* Dataset rows:
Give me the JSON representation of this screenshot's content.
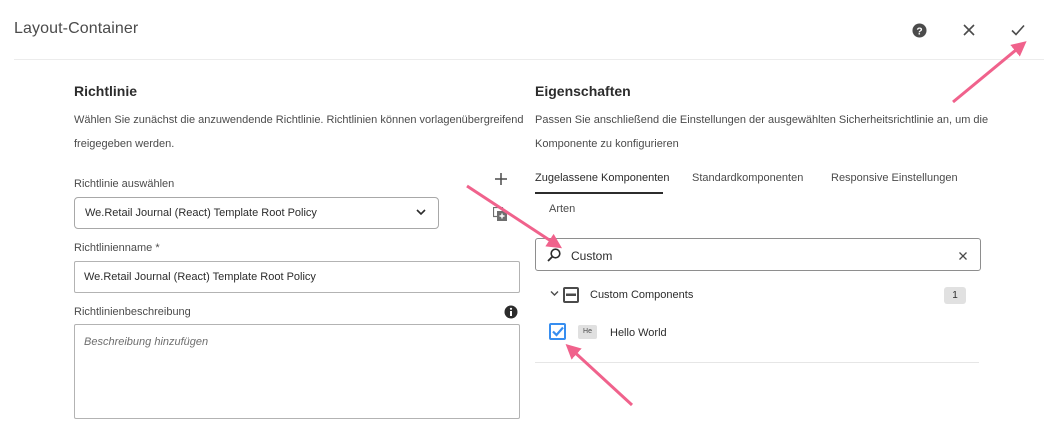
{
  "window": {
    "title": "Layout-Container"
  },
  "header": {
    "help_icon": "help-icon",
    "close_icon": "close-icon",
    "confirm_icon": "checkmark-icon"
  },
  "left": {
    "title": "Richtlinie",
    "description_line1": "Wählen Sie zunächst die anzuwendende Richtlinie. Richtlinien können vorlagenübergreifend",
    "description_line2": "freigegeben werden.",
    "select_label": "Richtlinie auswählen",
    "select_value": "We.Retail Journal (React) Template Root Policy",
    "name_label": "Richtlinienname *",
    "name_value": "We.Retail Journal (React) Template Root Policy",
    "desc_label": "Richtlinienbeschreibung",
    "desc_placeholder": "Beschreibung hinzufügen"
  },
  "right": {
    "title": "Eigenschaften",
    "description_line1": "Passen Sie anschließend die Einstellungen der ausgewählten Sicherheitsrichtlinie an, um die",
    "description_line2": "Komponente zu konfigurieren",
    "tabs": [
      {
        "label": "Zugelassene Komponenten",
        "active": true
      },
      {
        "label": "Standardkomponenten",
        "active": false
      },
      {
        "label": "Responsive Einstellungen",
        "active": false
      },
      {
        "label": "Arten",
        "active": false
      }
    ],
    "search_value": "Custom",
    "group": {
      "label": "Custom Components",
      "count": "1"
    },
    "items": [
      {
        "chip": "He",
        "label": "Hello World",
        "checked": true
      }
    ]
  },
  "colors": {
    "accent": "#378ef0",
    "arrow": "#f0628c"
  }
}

* What you will do: All records above are to be printed exactly, minus the pictures they contain.

* Response:
Give me the JSON representation of this screenshot's content.
{
  "window": {
    "title": "Layout-Container"
  },
  "header": {
    "help_icon": "help-icon",
    "close_icon": "close-icon",
    "confirm_icon": "checkmark-icon"
  },
  "left": {
    "title": "Richtlinie",
    "description_line1": "Wählen Sie zunächst die anzuwendende Richtlinie. Richtlinien können vorlagenübergreifend",
    "description_line2": "freigegeben werden.",
    "select_label": "Richtlinie auswählen",
    "select_value": "We.Retail Journal (React) Template Root Policy",
    "name_label": "Richtlinienname *",
    "name_value": "We.Retail Journal (React) Template Root Policy",
    "desc_label": "Richtlinienbeschreibung",
    "desc_placeholder": "Beschreibung hinzufügen"
  },
  "right": {
    "title": "Eigenschaften",
    "description_line1": "Passen Sie anschließend die Einstellungen der ausgewählten Sicherheitsrichtlinie an, um die",
    "description_line2": "Komponente zu konfigurieren",
    "tabs": [
      {
        "label": "Zugelassene Komponenten",
        "active": true
      },
      {
        "label": "Standardkomponenten",
        "active": false
      },
      {
        "label": "Responsive Einstellungen",
        "active": false
      },
      {
        "label": "Arten",
        "active": false
      }
    ],
    "search_value": "Custom",
    "group": {
      "label": "Custom Components",
      "count": "1"
    },
    "items": [
      {
        "chip": "He",
        "label": "Hello World",
        "checked": true
      }
    ]
  },
  "colors": {
    "accent": "#378ef0",
    "arrow": "#f0628c"
  }
}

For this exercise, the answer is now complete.